**Short problem:**
Find and copy lines holding "Consignee".

*** Data shown ***

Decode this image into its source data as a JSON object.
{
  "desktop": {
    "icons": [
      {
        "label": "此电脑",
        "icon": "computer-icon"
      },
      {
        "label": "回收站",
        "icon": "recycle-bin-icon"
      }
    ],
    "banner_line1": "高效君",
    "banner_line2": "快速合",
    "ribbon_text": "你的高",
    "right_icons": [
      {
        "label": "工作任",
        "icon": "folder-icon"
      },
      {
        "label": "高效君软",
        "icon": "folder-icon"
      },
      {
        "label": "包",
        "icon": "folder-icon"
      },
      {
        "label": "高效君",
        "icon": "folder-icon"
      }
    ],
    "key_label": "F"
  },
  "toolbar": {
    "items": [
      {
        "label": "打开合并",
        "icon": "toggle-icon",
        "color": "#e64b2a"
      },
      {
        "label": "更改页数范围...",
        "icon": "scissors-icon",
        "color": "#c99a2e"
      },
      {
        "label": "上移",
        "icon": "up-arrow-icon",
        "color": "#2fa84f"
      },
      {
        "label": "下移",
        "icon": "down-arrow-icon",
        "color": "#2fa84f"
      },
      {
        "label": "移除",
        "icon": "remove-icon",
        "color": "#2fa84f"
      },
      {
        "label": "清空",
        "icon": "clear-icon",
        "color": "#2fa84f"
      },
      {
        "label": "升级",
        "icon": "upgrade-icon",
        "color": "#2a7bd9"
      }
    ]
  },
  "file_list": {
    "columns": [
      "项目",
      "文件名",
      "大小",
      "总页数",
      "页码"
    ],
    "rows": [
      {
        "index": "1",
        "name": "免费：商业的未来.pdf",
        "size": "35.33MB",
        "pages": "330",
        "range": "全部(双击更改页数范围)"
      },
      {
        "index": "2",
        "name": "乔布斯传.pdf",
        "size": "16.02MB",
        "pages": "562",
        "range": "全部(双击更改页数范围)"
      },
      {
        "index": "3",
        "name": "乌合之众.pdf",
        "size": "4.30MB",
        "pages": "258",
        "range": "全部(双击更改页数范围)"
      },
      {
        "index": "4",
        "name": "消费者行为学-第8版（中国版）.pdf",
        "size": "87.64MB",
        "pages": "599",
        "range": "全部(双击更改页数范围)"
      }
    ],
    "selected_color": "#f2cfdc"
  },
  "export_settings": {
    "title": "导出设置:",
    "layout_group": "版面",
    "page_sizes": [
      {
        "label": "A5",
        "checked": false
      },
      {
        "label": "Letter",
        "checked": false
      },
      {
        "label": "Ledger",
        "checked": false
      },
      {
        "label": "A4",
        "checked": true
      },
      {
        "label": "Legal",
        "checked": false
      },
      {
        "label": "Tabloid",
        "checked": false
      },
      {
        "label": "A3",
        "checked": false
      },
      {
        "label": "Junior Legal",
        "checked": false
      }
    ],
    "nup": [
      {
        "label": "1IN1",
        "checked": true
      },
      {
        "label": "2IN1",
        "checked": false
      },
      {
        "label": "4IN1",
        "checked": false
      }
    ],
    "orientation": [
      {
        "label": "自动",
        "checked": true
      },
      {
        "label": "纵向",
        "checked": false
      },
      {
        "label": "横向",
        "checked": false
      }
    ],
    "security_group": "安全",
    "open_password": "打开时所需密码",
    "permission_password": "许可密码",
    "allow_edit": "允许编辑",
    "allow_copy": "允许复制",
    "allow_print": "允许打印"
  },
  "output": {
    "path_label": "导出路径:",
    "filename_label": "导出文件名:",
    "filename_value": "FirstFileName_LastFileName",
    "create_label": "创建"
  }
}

***
*** Data shown ***

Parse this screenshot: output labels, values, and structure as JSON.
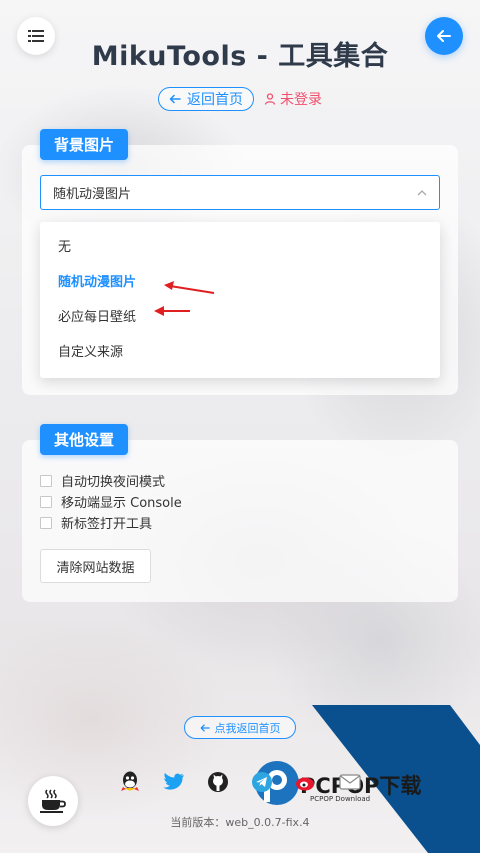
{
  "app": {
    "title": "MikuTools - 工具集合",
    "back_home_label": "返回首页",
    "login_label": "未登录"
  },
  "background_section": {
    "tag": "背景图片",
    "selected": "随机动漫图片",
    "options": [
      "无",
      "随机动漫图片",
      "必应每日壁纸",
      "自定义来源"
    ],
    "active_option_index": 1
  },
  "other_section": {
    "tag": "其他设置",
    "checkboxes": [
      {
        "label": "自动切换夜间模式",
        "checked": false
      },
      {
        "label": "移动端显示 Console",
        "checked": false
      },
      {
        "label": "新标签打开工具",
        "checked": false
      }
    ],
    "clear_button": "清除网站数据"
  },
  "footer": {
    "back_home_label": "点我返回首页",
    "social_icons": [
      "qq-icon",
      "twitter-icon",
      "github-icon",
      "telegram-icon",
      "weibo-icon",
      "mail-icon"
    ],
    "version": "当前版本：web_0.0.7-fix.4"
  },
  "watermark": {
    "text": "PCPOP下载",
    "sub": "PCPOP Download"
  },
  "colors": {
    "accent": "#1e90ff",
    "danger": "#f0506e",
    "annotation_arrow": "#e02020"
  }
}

***
*** Data shown ***

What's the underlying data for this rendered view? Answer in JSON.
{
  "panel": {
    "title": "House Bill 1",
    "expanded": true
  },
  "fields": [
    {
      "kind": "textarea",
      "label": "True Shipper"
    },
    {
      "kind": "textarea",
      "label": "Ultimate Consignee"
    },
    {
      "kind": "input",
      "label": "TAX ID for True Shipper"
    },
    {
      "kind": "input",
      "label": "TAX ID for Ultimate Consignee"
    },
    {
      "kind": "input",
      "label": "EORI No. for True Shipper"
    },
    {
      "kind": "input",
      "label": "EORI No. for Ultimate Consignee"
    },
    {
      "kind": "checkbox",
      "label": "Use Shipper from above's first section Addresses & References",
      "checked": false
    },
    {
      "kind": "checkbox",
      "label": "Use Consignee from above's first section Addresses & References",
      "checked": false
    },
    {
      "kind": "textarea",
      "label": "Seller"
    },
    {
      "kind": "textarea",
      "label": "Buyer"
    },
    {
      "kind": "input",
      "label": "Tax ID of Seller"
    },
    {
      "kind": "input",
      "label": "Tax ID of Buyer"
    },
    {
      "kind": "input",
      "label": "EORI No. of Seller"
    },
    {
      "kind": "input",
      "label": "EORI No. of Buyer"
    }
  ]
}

***

**Response:**
      "label": "Ultimate Consignee"
      "label": "TAX ID for Ultimate Consignee"
      "label": "EORI No. for Ultimate Consignee"
      "label": "Use Consignee from above's first section Addresses & References",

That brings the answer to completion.